**What you will do:** Print all entries word for word.

[Collection entries]
++++++

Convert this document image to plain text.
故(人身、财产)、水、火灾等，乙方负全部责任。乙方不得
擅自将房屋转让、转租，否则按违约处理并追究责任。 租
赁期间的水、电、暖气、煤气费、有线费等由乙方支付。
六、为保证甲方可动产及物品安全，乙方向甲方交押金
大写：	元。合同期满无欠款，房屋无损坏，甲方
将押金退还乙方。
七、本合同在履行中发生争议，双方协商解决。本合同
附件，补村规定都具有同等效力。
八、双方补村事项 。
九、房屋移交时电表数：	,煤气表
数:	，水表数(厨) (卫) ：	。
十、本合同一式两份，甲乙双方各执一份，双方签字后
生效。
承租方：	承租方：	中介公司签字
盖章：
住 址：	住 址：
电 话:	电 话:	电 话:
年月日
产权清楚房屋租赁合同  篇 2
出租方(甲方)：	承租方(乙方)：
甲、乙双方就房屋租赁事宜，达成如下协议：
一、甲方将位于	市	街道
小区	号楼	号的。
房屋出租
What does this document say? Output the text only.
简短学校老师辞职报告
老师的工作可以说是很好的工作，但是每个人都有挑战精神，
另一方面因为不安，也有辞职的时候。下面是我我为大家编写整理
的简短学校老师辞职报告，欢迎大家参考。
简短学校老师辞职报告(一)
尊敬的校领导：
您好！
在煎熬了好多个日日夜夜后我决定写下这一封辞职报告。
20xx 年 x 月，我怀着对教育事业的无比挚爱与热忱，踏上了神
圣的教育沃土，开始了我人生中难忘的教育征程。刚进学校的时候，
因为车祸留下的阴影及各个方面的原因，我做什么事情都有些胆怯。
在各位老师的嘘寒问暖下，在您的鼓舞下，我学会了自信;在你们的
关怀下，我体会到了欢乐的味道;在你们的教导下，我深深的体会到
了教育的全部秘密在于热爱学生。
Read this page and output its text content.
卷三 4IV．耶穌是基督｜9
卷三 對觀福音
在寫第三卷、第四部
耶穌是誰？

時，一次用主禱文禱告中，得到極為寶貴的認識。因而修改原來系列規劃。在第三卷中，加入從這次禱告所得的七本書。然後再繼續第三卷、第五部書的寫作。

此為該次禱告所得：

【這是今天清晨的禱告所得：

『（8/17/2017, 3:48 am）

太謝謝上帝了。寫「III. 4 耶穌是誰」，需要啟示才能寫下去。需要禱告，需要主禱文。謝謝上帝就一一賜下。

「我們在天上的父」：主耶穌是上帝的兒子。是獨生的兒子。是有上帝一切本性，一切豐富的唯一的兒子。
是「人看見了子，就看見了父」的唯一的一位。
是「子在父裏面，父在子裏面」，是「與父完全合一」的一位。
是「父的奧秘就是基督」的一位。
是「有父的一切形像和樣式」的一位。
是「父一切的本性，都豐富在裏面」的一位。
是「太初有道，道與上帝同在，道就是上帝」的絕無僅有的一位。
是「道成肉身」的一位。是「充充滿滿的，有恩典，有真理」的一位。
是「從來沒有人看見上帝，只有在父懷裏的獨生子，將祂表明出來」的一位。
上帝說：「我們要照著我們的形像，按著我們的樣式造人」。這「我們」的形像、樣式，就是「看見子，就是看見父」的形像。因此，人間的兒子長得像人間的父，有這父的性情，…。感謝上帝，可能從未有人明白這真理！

++++++

**Answer below:**
Convert this document image to plain text.
故(人身、财产)、水、火灾等，乙方负全部责任。乙方不得
擅自将房屋转让、转租，否则按违约处理并追究责任。 租
赁期间的水、电、暖气、煤气费、有线费等由乙方支付。
六、为保证甲方可动产及物品安全，乙方向甲方交押金
大写：	元。合同期满无欠款，房屋无损坏，甲方
将押金退还乙方。
七、本合同在履行中发生争议，双方协商解决。本合同
附件，补村规定都具有同等效力。
八、双方补村事项 。
九、房屋移交时电表数：	,煤气表
数:	，水表数(厨) (卫) ：	。
十、本合同一式两份，甲乙双方各执一份，双方签字后
生效。
承租方：	承租方：	中介公司签字
盖章：
住 址：	住 址：
电 话:	电 话:	电 话:
年月日
产权清楚房屋租赁合同  篇 2
出租方(甲方)：	承租方(乙方)：
甲、乙双方就房屋租赁事宜，达成如下协议：
一、甲方将位于	市	街道
小区	号楼	号的。
房屋出租
What does this document say? Output the text only.
简短学校老师辞职报告
老师的工作可以说是很好的工作，但是每个人都有挑战精神，
另一方面因为不安，也有辞职的时候。下面是我我为大家编写整理
的简短学校老师辞职报告，欢迎大家参考。
简短学校老师辞职报告(一)
尊敬的校领导：
您好！
在煎熬了好多个日日夜夜后我决定写下这一封辞职报告。
20xx 年 x 月，我怀着对教育事业的无比挚爱与热忱，踏上了神
圣的教育沃土，开始了我人生中难忘的教育征程。刚进学校的时候，
因为车祸留下的阴影及各个方面的原因，我做什么事情都有些胆怯。
在各位老师的嘘寒问暖下，在您的鼓舞下，我学会了自信;在你们的
关怀下，我体会到了欢乐的味道;在你们的教导下，我深深的体会到
了教育的全部秘密在于热爱学生。
Read this page and output its text content.
卷三 4IV．耶穌是基督｜9
卷三 對觀福音
在寫第三卷、第四部
耶穌是誰？

時，一次用主禱文禱告中，得到極為寶貴的認識。因而修改原來系列規劃。在第三卷中，加入從這次禱告所得的七本書。然後再繼續第三卷、第五部書的寫作。

此為該次禱告所得：

【這是今天清晨的禱告所得：

『（8/17/2017, 3:48 am）

太謝謝上帝了。寫「III. 4 耶穌是誰」，需要啟示才能寫下去。需要禱告，需要主禱文。謝謝上帝就一一賜下。

「我們在天上的父」：主耶穌是上帝的兒子。是獨生的兒子。是有上帝一切本性，一切豐富的唯一的兒子。
是「人看見了子，就看見了父」的唯一的一位。
是「子在父裏面，父在子裏面」，是「與父完全合一」的一位。
是「父的奧秘就是基督」的一位。
是「有父的一切形像和樣式」的一位。
是「父一切的本性，都豐富在裏面」的一位。
是「太初有道，道與上帝同在，道就是上帝」的絕無僅有的一位。
是「道成肉身」的一位。是「充充滿滿的，有恩典，有真理」的一位。
是「從來沒有人看見上帝，只有在父懷裏的獨生子，將祂表明出來」的一位。
上帝說：「我們要照著我們的形像，按著我們的樣式造人」。這「我們」的形像、樣式，就是「看見子，就是看見父」的形像。因此，人間的兒子長得像人間的父，有這父的性情，…。感謝上帝，可能從未有人明白這真理！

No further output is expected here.